___ MATERIAL PROVIDED

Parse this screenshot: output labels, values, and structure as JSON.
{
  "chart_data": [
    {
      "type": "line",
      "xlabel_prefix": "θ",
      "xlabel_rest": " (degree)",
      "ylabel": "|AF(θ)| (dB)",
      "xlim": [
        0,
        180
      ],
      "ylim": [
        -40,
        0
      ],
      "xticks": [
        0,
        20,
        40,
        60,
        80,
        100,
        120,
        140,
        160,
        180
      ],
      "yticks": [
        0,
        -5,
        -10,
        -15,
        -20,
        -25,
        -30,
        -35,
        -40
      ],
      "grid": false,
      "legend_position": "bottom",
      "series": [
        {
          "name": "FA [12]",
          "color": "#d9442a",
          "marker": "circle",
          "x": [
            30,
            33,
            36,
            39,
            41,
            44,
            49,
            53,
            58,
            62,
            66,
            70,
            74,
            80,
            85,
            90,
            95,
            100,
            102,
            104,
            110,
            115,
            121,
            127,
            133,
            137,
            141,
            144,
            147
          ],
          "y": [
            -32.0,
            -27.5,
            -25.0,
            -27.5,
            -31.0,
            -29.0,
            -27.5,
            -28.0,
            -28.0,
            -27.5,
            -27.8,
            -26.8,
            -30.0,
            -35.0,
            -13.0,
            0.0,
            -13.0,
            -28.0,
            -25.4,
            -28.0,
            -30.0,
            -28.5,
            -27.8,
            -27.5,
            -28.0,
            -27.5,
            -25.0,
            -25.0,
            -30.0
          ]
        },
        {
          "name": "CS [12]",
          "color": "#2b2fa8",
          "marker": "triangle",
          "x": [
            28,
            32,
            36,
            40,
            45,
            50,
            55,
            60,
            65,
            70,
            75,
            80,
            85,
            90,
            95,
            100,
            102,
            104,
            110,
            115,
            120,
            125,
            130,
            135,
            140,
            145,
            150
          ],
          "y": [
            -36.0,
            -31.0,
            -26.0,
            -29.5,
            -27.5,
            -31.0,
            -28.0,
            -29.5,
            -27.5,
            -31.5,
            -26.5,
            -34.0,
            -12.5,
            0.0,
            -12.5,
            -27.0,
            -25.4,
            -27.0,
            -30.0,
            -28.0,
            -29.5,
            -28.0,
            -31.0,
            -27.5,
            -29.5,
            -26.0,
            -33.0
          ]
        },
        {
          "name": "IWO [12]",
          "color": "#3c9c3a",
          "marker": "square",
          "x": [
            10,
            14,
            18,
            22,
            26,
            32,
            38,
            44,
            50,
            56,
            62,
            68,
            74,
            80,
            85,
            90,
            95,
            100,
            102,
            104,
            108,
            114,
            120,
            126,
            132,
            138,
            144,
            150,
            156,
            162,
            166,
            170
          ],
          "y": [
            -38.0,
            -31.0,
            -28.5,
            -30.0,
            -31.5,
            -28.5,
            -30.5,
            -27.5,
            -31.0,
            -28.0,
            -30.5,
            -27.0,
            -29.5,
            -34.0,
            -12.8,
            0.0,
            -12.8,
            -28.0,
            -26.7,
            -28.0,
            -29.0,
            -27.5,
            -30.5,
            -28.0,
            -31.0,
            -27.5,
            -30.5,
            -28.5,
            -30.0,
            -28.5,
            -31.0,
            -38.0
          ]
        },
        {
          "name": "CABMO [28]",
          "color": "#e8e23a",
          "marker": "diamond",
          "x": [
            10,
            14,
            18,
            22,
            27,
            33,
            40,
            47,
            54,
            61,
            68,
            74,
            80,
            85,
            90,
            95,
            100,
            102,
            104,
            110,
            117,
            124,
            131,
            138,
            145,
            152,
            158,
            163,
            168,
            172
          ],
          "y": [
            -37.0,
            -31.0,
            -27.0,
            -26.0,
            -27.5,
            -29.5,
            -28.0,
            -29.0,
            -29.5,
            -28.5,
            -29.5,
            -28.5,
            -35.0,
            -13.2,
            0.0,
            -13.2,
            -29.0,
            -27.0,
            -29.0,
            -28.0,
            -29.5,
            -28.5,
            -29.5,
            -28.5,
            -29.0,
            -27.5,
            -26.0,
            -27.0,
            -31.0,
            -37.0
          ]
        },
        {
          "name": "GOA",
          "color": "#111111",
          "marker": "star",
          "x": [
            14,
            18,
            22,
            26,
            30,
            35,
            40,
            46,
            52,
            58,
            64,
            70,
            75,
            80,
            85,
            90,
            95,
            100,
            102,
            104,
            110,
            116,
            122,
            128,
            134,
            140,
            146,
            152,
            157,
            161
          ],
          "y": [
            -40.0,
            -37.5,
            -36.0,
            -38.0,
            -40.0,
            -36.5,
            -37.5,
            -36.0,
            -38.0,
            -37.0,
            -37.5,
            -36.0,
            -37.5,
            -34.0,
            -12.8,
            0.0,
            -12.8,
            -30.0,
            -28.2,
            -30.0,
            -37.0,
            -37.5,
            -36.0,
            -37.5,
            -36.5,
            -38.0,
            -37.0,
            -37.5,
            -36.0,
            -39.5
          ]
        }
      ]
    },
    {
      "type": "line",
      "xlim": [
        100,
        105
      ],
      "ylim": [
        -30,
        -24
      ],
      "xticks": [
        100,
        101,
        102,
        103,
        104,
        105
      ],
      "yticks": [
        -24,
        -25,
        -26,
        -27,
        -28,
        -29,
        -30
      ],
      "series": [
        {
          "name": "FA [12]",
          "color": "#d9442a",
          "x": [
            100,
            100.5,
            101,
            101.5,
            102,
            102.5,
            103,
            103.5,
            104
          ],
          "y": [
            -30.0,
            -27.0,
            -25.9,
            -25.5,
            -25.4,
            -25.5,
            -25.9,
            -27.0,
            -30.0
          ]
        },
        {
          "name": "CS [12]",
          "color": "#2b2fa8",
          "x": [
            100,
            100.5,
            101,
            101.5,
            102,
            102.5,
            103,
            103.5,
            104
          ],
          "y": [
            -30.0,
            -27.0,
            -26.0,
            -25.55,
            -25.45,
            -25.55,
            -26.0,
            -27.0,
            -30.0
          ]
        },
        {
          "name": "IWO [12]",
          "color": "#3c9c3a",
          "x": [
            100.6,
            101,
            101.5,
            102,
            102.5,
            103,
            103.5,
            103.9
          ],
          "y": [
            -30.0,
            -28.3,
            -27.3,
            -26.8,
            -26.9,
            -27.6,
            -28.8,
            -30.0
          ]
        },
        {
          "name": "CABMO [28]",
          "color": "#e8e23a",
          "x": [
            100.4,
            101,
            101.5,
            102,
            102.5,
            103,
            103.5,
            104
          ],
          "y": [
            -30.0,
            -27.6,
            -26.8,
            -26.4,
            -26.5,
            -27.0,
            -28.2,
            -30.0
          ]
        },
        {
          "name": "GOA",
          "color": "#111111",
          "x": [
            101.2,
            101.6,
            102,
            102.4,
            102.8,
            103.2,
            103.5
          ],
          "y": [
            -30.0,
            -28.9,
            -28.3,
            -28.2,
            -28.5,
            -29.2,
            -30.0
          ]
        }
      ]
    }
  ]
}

______

REQUEST: Give the number of lines above that hold the word "marker", and nothing more.

WRITTEN RESPONSE: 5